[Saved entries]
<<<<

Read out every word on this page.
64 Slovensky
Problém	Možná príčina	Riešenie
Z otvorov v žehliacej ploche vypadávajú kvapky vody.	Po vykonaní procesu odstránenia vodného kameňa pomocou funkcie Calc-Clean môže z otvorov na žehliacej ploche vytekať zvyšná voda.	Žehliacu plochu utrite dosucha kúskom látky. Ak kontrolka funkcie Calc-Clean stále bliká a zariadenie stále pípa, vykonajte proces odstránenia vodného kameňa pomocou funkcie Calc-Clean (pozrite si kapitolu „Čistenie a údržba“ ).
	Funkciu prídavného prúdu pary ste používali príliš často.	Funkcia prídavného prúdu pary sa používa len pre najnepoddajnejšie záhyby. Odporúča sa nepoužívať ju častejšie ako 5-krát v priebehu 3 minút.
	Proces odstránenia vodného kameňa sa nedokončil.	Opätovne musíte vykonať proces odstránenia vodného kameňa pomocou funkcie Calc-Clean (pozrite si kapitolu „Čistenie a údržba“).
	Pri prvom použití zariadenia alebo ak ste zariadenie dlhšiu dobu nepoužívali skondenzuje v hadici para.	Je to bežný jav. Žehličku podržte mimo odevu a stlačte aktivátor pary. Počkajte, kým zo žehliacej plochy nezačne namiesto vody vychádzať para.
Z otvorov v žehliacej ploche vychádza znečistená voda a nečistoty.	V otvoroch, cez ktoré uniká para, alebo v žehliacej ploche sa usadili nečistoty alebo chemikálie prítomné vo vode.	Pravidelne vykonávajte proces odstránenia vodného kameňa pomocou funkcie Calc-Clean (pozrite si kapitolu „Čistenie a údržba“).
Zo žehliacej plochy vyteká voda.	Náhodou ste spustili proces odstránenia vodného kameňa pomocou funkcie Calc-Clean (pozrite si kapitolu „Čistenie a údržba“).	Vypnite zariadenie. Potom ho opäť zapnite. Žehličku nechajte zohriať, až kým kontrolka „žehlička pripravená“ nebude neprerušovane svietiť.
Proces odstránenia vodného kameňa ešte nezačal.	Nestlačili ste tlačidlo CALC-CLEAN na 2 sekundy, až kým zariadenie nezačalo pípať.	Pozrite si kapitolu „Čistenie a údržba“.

>>>>

→ PROBLEM REQUIREMENTS
Write out the listing once more, matching it exactly.

→ TASK RESULT
Read out every word on this page.
64 Slovensky
Problém	Možná príčina	Riešenie
Z otvorov v žehliacej ploche vypadávajú kvapky vody.	Po vykonaní procesu odstránenia vodného kameňa pomocou funkcie Calc-Clean môže z otvorov na žehliacej ploche vytekať zvyšná voda.	Žehliacu plochu utrite dosucha kúskom látky. Ak kontrolka funkcie Calc-Clean stále bliká a zariadenie stále pípa, vykonajte proces odstránenia vodného kameňa pomocou funkcie Calc-Clean (pozrite si kapitolu „Čistenie a údržba“ ).
	Funkciu prídavného prúdu pary ste používali príliš často.	Funkcia prídavného prúdu pary sa používa len pre najnepoddajnejšie záhyby. Odporúča sa nepoužívať ju častejšie ako 5-krát v priebehu 3 minút.
	Proces odstránenia vodného kameňa sa nedokončil.	Opätovne musíte vykonať proces odstránenia vodného kameňa pomocou funkcie Calc-Clean (pozrite si kapitolu „Čistenie a údržba“).
	Pri prvom použití zariadenia alebo ak ste zariadenie dlhšiu dobu nepoužívali skondenzuje v hadici para.	Je to bežný jav. Žehličku podržte mimo odevu a stlačte aktivátor pary. Počkajte, kým zo žehliacej plochy nezačne namiesto vody vychádzať para.
Z otvorov v žehliacej ploche vychádza znečistená voda a nečistoty.	V otvoroch, cez ktoré uniká para, alebo v žehliacej ploche sa usadili nečistoty alebo chemikálie prítomné vo vode.	Pravidelne vykonávajte proces odstránenia vodného kameňa pomocou funkcie Calc-Clean (pozrite si kapitolu „Čistenie a údržba“).
Zo žehliacej plochy vyteká voda.	Náhodou ste spustili proces odstránenia vodného kameňa pomocou funkcie Calc-Clean (pozrite si kapitolu „Čistenie a údržba“).	Vypnite zariadenie. Potom ho opäť zapnite. Žehličku nechajte zohriať, až kým kontrolka „žehlička pripravená“ nebude neprerušovane svietiť.
Proces odstránenia vodného kameňa ešte nezačal.	Nestlačili ste tlačidlo CALC-CLEAN na 2 sekundy, až kým zariadenie nezačalo pípať.	Pozrite si kapitolu „Čistenie a údržba“.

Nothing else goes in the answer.